## [AIM OF THE EXERCISE]
Pick out each line containing the string "Schumacher" and copy it.

++++ MATERIAL

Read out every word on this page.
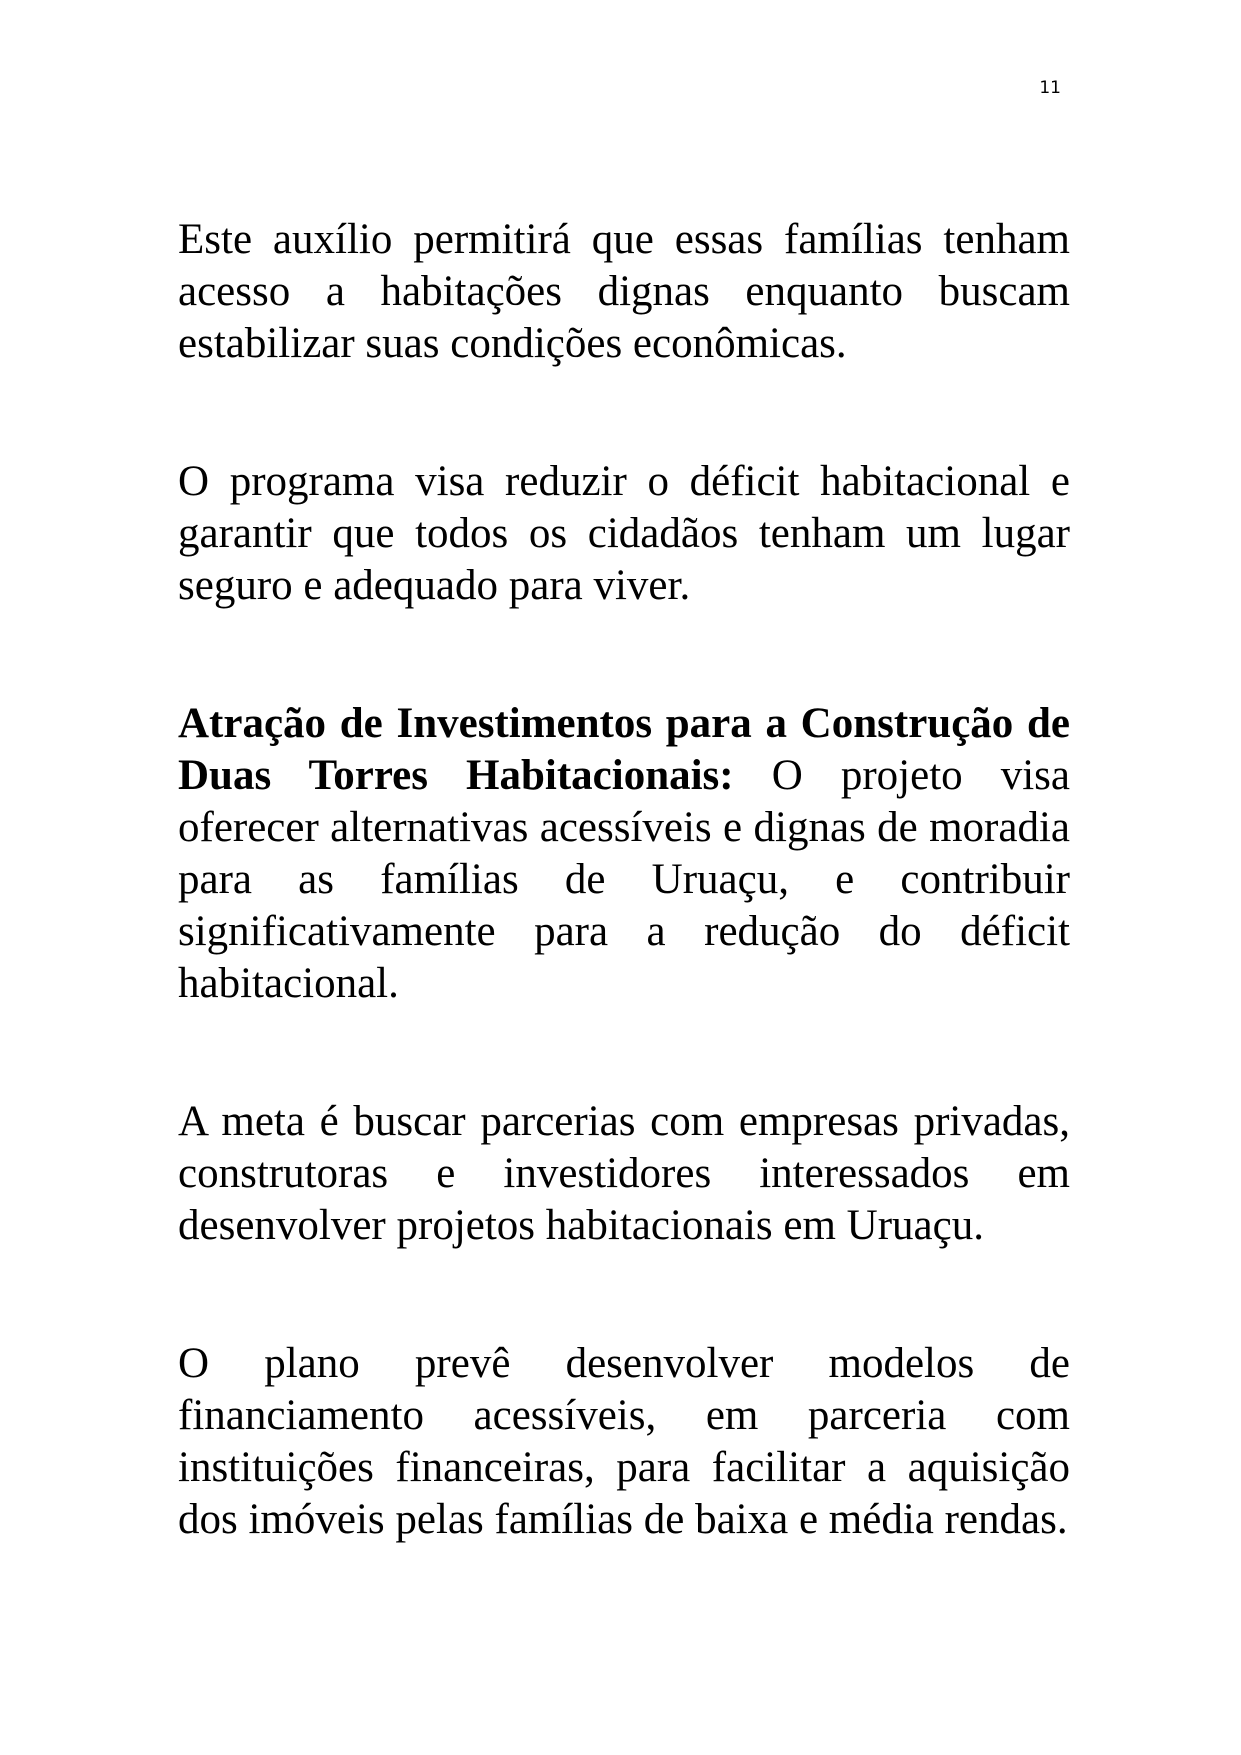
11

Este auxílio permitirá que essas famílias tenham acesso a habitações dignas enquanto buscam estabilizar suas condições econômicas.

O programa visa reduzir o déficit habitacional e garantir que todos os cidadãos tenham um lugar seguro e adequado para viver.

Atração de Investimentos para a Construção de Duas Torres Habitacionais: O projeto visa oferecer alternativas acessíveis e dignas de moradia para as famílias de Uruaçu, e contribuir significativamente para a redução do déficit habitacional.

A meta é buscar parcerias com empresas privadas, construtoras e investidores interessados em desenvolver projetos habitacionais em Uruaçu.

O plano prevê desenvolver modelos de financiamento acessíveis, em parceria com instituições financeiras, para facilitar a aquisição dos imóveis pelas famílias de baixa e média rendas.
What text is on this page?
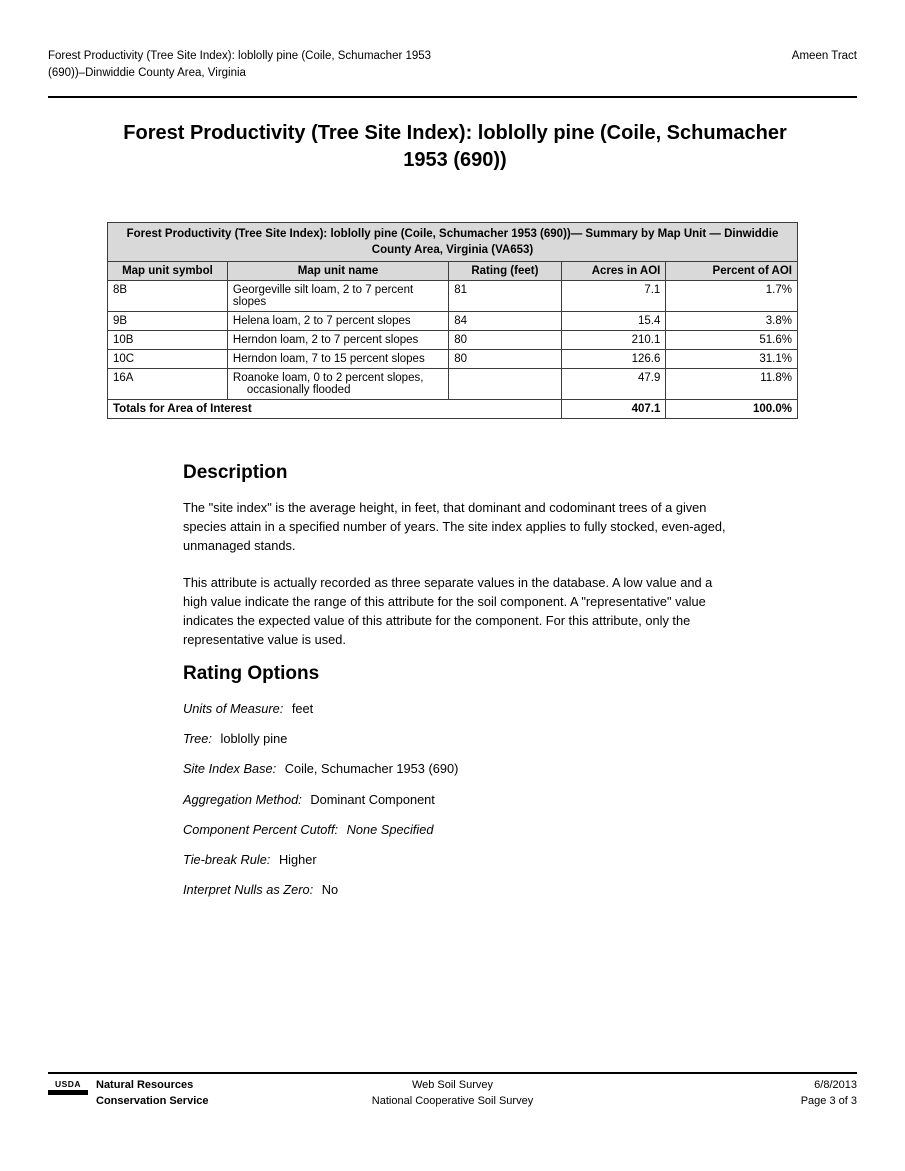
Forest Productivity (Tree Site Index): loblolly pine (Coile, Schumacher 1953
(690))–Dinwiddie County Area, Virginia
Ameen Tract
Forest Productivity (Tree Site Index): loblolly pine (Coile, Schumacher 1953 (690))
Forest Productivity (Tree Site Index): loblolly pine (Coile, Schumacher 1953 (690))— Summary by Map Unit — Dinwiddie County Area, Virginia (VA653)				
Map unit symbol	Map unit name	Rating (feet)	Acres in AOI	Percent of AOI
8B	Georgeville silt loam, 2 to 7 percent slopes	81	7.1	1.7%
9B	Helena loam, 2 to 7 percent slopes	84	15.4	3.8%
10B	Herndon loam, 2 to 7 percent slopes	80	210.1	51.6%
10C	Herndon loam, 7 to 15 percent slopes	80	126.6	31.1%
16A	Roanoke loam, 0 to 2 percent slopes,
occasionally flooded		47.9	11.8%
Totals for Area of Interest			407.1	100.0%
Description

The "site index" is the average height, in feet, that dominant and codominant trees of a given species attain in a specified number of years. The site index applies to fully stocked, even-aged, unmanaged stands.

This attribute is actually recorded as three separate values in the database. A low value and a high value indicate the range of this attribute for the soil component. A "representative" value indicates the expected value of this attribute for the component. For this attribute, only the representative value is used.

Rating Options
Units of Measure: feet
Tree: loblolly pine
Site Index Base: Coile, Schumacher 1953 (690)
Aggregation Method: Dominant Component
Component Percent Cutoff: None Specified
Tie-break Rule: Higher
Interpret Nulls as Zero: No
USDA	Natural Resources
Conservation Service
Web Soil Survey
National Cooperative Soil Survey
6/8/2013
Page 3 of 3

++++++++

## [TASK RESULT]
Forest Productivity (Tree Site Index): loblolly pine (Coile, Schumacher 1953
Forest Productivity (Tree Site Index): loblolly pine (Coile, Schumacher 1953 (690))
Forest Productivity (Tree Site Index): loblolly pine (Coile, Schumacher 1953 (690))— Summary by Map Unit — Dinwiddie County Area, Virginia (VA653)				
Site Index Base: Coile, Schumacher 1953 (690)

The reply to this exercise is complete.